To be done - Pictures do not belong in the copy; transcribe everything else in the records exactly.

Data for the task -
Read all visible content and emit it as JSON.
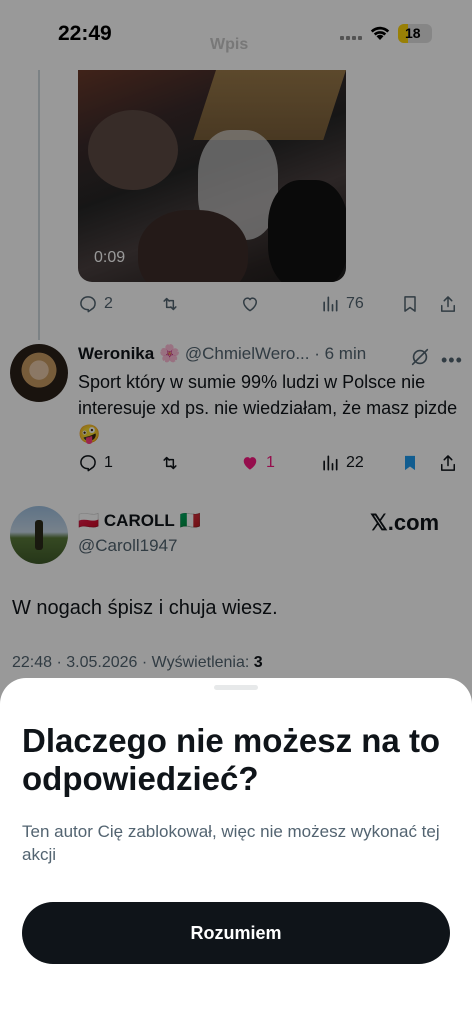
{
  "status_bar": {
    "time": "22:49",
    "battery": "18"
  },
  "ghost_title": "Wpis",
  "video": {
    "duration": "0:09"
  },
  "first_tweet_actions": {
    "replies": "2",
    "likes": "",
    "views": "76"
  },
  "reply_tweet": {
    "name": "Weronika",
    "emoji": "🌸",
    "handle": "@ChmielWero...",
    "time": "· 6 min",
    "text": "Sport który w sumie 99% ludzi w Polsce nie interesuje xd ps. nie wiedziałam, że masz pizde 🤪",
    "replies": "1",
    "likes": "1",
    "views": "22"
  },
  "main_tweet": {
    "flag_left": "🇵🇱",
    "name": "CAROLL",
    "flag_right": "🇮🇹",
    "handle": "@Caroll1947",
    "watermark": "𝕏.com",
    "text": "W nogach śpisz i chuja wiesz.",
    "meta_prefix": "22:48 · 3.05.2026 · Wyświetlenia: ",
    "meta_views": "3"
  },
  "sheet": {
    "title": "Dlaczego nie możesz na to odpowiedzieć?",
    "description": "Ten autor Cię zablokował, więc nie możesz wykonać tej akcji",
    "button_label": "Rozumiem"
  },
  "colors": {
    "like_pink": "#f91880",
    "bookmark_blue": "#1d9bf0",
    "muted": "#536471",
    "button_dark": "#0f1419"
  }
}
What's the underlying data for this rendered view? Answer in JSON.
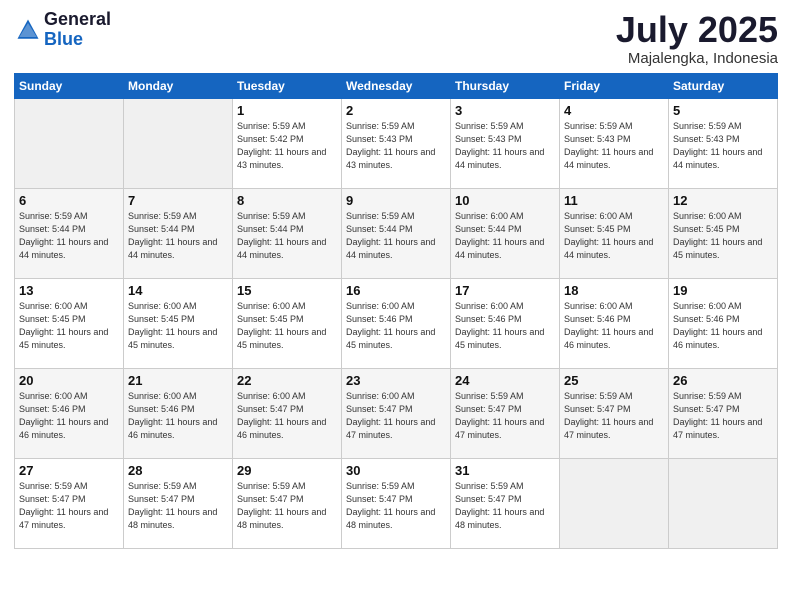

Result for this exercise -
Read all visible content and emit it as JSON.
{
  "status_bar": {
    "time": "22:49",
    "battery": "18"
  },
  "ghost_title": "Wpis",
  "video": {
    "duration": "0:09"
  },
  "first_tweet_actions": {
    "replies": "2",
    "likes": "",
    "views": "76"
  },
  "reply_tweet": {
    "name": "Weronika",
    "emoji": "🌸",
    "handle": "@ChmielWero...",
    "time": "· 6 min",
    "text": "Sport który w sumie 99% ludzi w Polsce nie interesuje xd ps. nie wiedziałam, że masz pizde 🤪",
    "replies": "1",
    "likes": "1",
    "views": "22"
  },
  "main_tweet": {
    "flag_left": "🇵🇱",
    "name": "CAROLL",
    "flag_right": "🇮🇹",
    "handle": "@Caroll1947",
    "watermark": "𝕏.com",
    "text": "W nogach śpisz i chuja wiesz.",
    "meta_prefix": "22:48 · 3.05.2026 · Wyświetlenia: ",
    "meta_views": "3"
  },
  "sheet": {
    "title": "Dlaczego nie możesz na to odpowiedzieć?",
    "description": "Ten autor Cię zablokował, więc nie możesz wykonać tej akcji",
    "button_label": "Rozumiem"
  },
  "colors": {
    "like_pink": "#f91880",
    "bookmark_blue": "#1d9bf0",
    "muted": "#536471",
    "button_dark": "#0f1419"
  }
}
What's the underlying data for this rendered view? Answer in JSON.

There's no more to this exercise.